───── SOURCE MATERIAL

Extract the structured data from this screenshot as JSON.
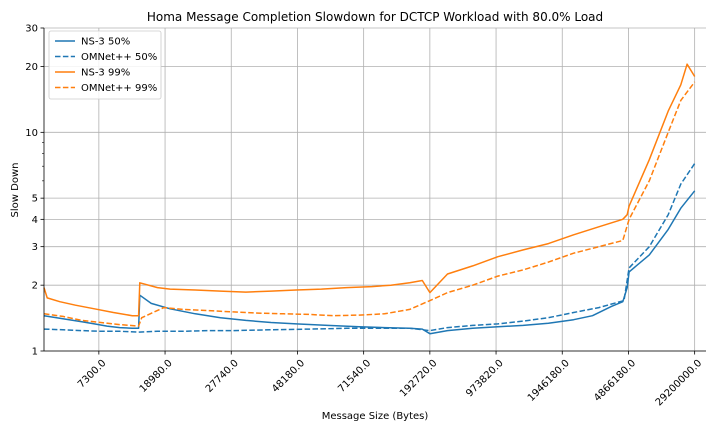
{
  "chart_data": {
    "type": "line",
    "title": "Homa Message Completion Slowdown for DCTCP Workload with 80.0% Load",
    "xlabel": "Message Size (Bytes)",
    "ylabel": "Slow Down",
    "y_scale": "log",
    "ylim": [
      1,
      30
    ],
    "y_ticks": [
      1,
      2,
      3,
      4,
      5,
      10,
      20,
      30
    ],
    "x_index_range": [
      0,
      1050
    ],
    "x_ticks": [
      {
        "index": 87,
        "label": "7300.0"
      },
      {
        "index": 192,
        "label": "18980.0"
      },
      {
        "index": 297,
        "label": "27740.0"
      },
      {
        "index": 402,
        "label": "48180.0"
      },
      {
        "index": 507,
        "label": "71540.0"
      },
      {
        "index": 612,
        "label": "192720.0"
      },
      {
        "index": 717,
        "label": "973820.0"
      },
      {
        "index": 822,
        "label": "1946180.0"
      },
      {
        "index": 927,
        "label": "4866180.0"
      },
      {
        "index": 1032,
        "label": "29200000.0"
      }
    ],
    "grid": true,
    "legend_position": "top-left",
    "series": [
      {
        "name": "NS-3 50%",
        "color": "#1f77b4",
        "dash": "solid",
        "points": [
          [
            0,
            1.45
          ],
          [
            20,
            1.42
          ],
          [
            40,
            1.39
          ],
          [
            60,
            1.36
          ],
          [
            80,
            1.33
          ],
          [
            100,
            1.3
          ],
          [
            120,
            1.28
          ],
          [
            140,
            1.27
          ],
          [
            150,
            1.27
          ],
          [
            152,
            1.8
          ],
          [
            170,
            1.65
          ],
          [
            200,
            1.56
          ],
          [
            240,
            1.48
          ],
          [
            280,
            1.42
          ],
          [
            320,
            1.38
          ],
          [
            360,
            1.35
          ],
          [
            400,
            1.33
          ],
          [
            450,
            1.31
          ],
          [
            500,
            1.29
          ],
          [
            540,
            1.28
          ],
          [
            580,
            1.27
          ],
          [
            600,
            1.26
          ],
          [
            612,
            1.2
          ],
          [
            640,
            1.24
          ],
          [
            680,
            1.27
          ],
          [
            720,
            1.29
          ],
          [
            760,
            1.31
          ],
          [
            800,
            1.34
          ],
          [
            840,
            1.39
          ],
          [
            870,
            1.45
          ],
          [
            900,
            1.6
          ],
          [
            918,
            1.68
          ],
          [
            925,
            1.95
          ],
          [
            928,
            2.3
          ],
          [
            960,
            2.75
          ],
          [
            990,
            3.6
          ],
          [
            1010,
            4.5
          ],
          [
            1032,
            5.4
          ]
        ]
      },
      {
        "name": "OMNet++ 50%",
        "color": "#1f77b4",
        "dash": "dashed",
        "points": [
          [
            0,
            1.26
          ],
          [
            30,
            1.25
          ],
          [
            60,
            1.24
          ],
          [
            90,
            1.23
          ],
          [
            120,
            1.23
          ],
          [
            150,
            1.22
          ],
          [
            180,
            1.23
          ],
          [
            220,
            1.23
          ],
          [
            260,
            1.24
          ],
          [
            300,
            1.24
          ],
          [
            360,
            1.25
          ],
          [
            420,
            1.26
          ],
          [
            480,
            1.27
          ],
          [
            540,
            1.27
          ],
          [
            580,
            1.27
          ],
          [
            612,
            1.24
          ],
          [
            640,
            1.28
          ],
          [
            680,
            1.31
          ],
          [
            720,
            1.33
          ],
          [
            760,
            1.37
          ],
          [
            800,
            1.42
          ],
          [
            840,
            1.5
          ],
          [
            880,
            1.58
          ],
          [
            920,
            1.7
          ],
          [
            928,
            2.4
          ],
          [
            960,
            3.0
          ],
          [
            990,
            4.2
          ],
          [
            1010,
            5.8
          ],
          [
            1032,
            7.2
          ]
        ]
      },
      {
        "name": "NS-3 99%",
        "color": "#ff7f0e",
        "dash": "solid",
        "points": [
          [
            0,
            1.95
          ],
          [
            5,
            1.75
          ],
          [
            25,
            1.68
          ],
          [
            50,
            1.62
          ],
          [
            80,
            1.56
          ],
          [
            110,
            1.5
          ],
          [
            140,
            1.45
          ],
          [
            150,
            1.45
          ],
          [
            152,
            2.05
          ],
          [
            180,
            1.95
          ],
          [
            200,
            1.92
          ],
          [
            240,
            1.9
          ],
          [
            280,
            1.88
          ],
          [
            320,
            1.86
          ],
          [
            360,
            1.88
          ],
          [
            400,
            1.9
          ],
          [
            440,
            1.92
          ],
          [
            480,
            1.95
          ],
          [
            520,
            1.97
          ],
          [
            550,
            2.0
          ],
          [
            580,
            2.05
          ],
          [
            600,
            2.1
          ],
          [
            612,
            1.85
          ],
          [
            640,
            2.25
          ],
          [
            680,
            2.45
          ],
          [
            720,
            2.7
          ],
          [
            760,
            2.9
          ],
          [
            800,
            3.1
          ],
          [
            840,
            3.4
          ],
          [
            880,
            3.7
          ],
          [
            918,
            4.0
          ],
          [
            925,
            4.2
          ],
          [
            928,
            4.6
          ],
          [
            960,
            7.5
          ],
          [
            990,
            12.5
          ],
          [
            1010,
            16.5
          ],
          [
            1020,
            20.5
          ],
          [
            1032,
            18.0
          ]
        ]
      },
      {
        "name": "OMNet++ 99%",
        "color": "#ff7f0e",
        "dash": "dashed",
        "points": [
          [
            0,
            1.48
          ],
          [
            30,
            1.44
          ],
          [
            60,
            1.38
          ],
          [
            90,
            1.35
          ],
          [
            120,
            1.32
          ],
          [
            150,
            1.3
          ],
          [
            155,
            1.42
          ],
          [
            190,
            1.58
          ],
          [
            220,
            1.55
          ],
          [
            260,
            1.53
          ],
          [
            300,
            1.51
          ],
          [
            340,
            1.49
          ],
          [
            380,
            1.48
          ],
          [
            420,
            1.47
          ],
          [
            460,
            1.45
          ],
          [
            500,
            1.46
          ],
          [
            540,
            1.48
          ],
          [
            580,
            1.55
          ],
          [
            612,
            1.7
          ],
          [
            640,
            1.85
          ],
          [
            680,
            2.0
          ],
          [
            720,
            2.2
          ],
          [
            760,
            2.35
          ],
          [
            800,
            2.55
          ],
          [
            840,
            2.8
          ],
          [
            880,
            3.0
          ],
          [
            918,
            3.2
          ],
          [
            928,
            4.0
          ],
          [
            960,
            6.0
          ],
          [
            990,
            10.0
          ],
          [
            1010,
            14.0
          ],
          [
            1032,
            17.0
          ]
        ]
      }
    ]
  }
}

──────────

**WORK TO BE COMPLETED:**
Reproduce the whole listing above word for word, but not its pictures.

**RIGHT ANSWER:**
Extract the structured data from this screenshot as JSON.
{
  "chart_data": {
    "type": "line",
    "title": "Homa Message Completion Slowdown for DCTCP Workload with 80.0% Load",
    "xlabel": "Message Size (Bytes)",
    "ylabel": "Slow Down",
    "y_scale": "log",
    "ylim": [
      1,
      30
    ],
    "y_ticks": [
      1,
      2,
      3,
      4,
      5,
      10,
      20,
      30
    ],
    "x_index_range": [
      0,
      1050
    ],
    "x_ticks": [
      {
        "index": 87,
        "label": "7300.0"
      },
      {
        "index": 192,
        "label": "18980.0"
      },
      {
        "index": 297,
        "label": "27740.0"
      },
      {
        "index": 402,
        "label": "48180.0"
      },
      {
        "index": 507,
        "label": "71540.0"
      },
      {
        "index": 612,
        "label": "192720.0"
      },
      {
        "index": 717,
        "label": "973820.0"
      },
      {
        "index": 822,
        "label": "1946180.0"
      },
      {
        "index": 927,
        "label": "4866180.0"
      },
      {
        "index": 1032,
        "label": "29200000.0"
      }
    ],
    "grid": true,
    "legend_position": "top-left",
    "series": [
      {
        "name": "NS-3 50%",
        "color": "#1f77b4",
        "dash": "solid",
        "points": [
          [
            0,
            1.45
          ],
          [
            20,
            1.42
          ],
          [
            40,
            1.39
          ],
          [
            60,
            1.36
          ],
          [
            80,
            1.33
          ],
          [
            100,
            1.3
          ],
          [
            120,
            1.28
          ],
          [
            140,
            1.27
          ],
          [
            150,
            1.27
          ],
          [
            152,
            1.8
          ],
          [
            170,
            1.65
          ],
          [
            200,
            1.56
          ],
          [
            240,
            1.48
          ],
          [
            280,
            1.42
          ],
          [
            320,
            1.38
          ],
          [
            360,
            1.35
          ],
          [
            400,
            1.33
          ],
          [
            450,
            1.31
          ],
          [
            500,
            1.29
          ],
          [
            540,
            1.28
          ],
          [
            580,
            1.27
          ],
          [
            600,
            1.26
          ],
          [
            612,
            1.2
          ],
          [
            640,
            1.24
          ],
          [
            680,
            1.27
          ],
          [
            720,
            1.29
          ],
          [
            760,
            1.31
          ],
          [
            800,
            1.34
          ],
          [
            840,
            1.39
          ],
          [
            870,
            1.45
          ],
          [
            900,
            1.6
          ],
          [
            918,
            1.68
          ],
          [
            925,
            1.95
          ],
          [
            928,
            2.3
          ],
          [
            960,
            2.75
          ],
          [
            990,
            3.6
          ],
          [
            1010,
            4.5
          ],
          [
            1032,
            5.4
          ]
        ]
      },
      {
        "name": "OMNet++ 50%",
        "color": "#1f77b4",
        "dash": "dashed",
        "points": [
          [
            0,
            1.26
          ],
          [
            30,
            1.25
          ],
          [
            60,
            1.24
          ],
          [
            90,
            1.23
          ],
          [
            120,
            1.23
          ],
          [
            150,
            1.22
          ],
          [
            180,
            1.23
          ],
          [
            220,
            1.23
          ],
          [
            260,
            1.24
          ],
          [
            300,
            1.24
          ],
          [
            360,
            1.25
          ],
          [
            420,
            1.26
          ],
          [
            480,
            1.27
          ],
          [
            540,
            1.27
          ],
          [
            580,
            1.27
          ],
          [
            612,
            1.24
          ],
          [
            640,
            1.28
          ],
          [
            680,
            1.31
          ],
          [
            720,
            1.33
          ],
          [
            760,
            1.37
          ],
          [
            800,
            1.42
          ],
          [
            840,
            1.5
          ],
          [
            880,
            1.58
          ],
          [
            920,
            1.7
          ],
          [
            928,
            2.4
          ],
          [
            960,
            3.0
          ],
          [
            990,
            4.2
          ],
          [
            1010,
            5.8
          ],
          [
            1032,
            7.2
          ]
        ]
      },
      {
        "name": "NS-3 99%",
        "color": "#ff7f0e",
        "dash": "solid",
        "points": [
          [
            0,
            1.95
          ],
          [
            5,
            1.75
          ],
          [
            25,
            1.68
          ],
          [
            50,
            1.62
          ],
          [
            80,
            1.56
          ],
          [
            110,
            1.5
          ],
          [
            140,
            1.45
          ],
          [
            150,
            1.45
          ],
          [
            152,
            2.05
          ],
          [
            180,
            1.95
          ],
          [
            200,
            1.92
          ],
          [
            240,
            1.9
          ],
          [
            280,
            1.88
          ],
          [
            320,
            1.86
          ],
          [
            360,
            1.88
          ],
          [
            400,
            1.9
          ],
          [
            440,
            1.92
          ],
          [
            480,
            1.95
          ],
          [
            520,
            1.97
          ],
          [
            550,
            2.0
          ],
          [
            580,
            2.05
          ],
          [
            600,
            2.1
          ],
          [
            612,
            1.85
          ],
          [
            640,
            2.25
          ],
          [
            680,
            2.45
          ],
          [
            720,
            2.7
          ],
          [
            760,
            2.9
          ],
          [
            800,
            3.1
          ],
          [
            840,
            3.4
          ],
          [
            880,
            3.7
          ],
          [
            918,
            4.0
          ],
          [
            925,
            4.2
          ],
          [
            928,
            4.6
          ],
          [
            960,
            7.5
          ],
          [
            990,
            12.5
          ],
          [
            1010,
            16.5
          ],
          [
            1020,
            20.5
          ],
          [
            1032,
            18.0
          ]
        ]
      },
      {
        "name": "OMNet++ 99%",
        "color": "#ff7f0e",
        "dash": "dashed",
        "points": [
          [
            0,
            1.48
          ],
          [
            30,
            1.44
          ],
          [
            60,
            1.38
          ],
          [
            90,
            1.35
          ],
          [
            120,
            1.32
          ],
          [
            150,
            1.3
          ],
          [
            155,
            1.42
          ],
          [
            190,
            1.58
          ],
          [
            220,
            1.55
          ],
          [
            260,
            1.53
          ],
          [
            300,
            1.51
          ],
          [
            340,
            1.49
          ],
          [
            380,
            1.48
          ],
          [
            420,
            1.47
          ],
          [
            460,
            1.45
          ],
          [
            500,
            1.46
          ],
          [
            540,
            1.48
          ],
          [
            580,
            1.55
          ],
          [
            612,
            1.7
          ],
          [
            640,
            1.85
          ],
          [
            680,
            2.0
          ],
          [
            720,
            2.2
          ],
          [
            760,
            2.35
          ],
          [
            800,
            2.55
          ],
          [
            840,
            2.8
          ],
          [
            880,
            3.0
          ],
          [
            918,
            3.2
          ],
          [
            928,
            4.0
          ],
          [
            960,
            6.0
          ],
          [
            990,
            10.0
          ],
          [
            1010,
            14.0
          ],
          [
            1032,
            17.0
          ]
        ]
      }
    ]
  }
}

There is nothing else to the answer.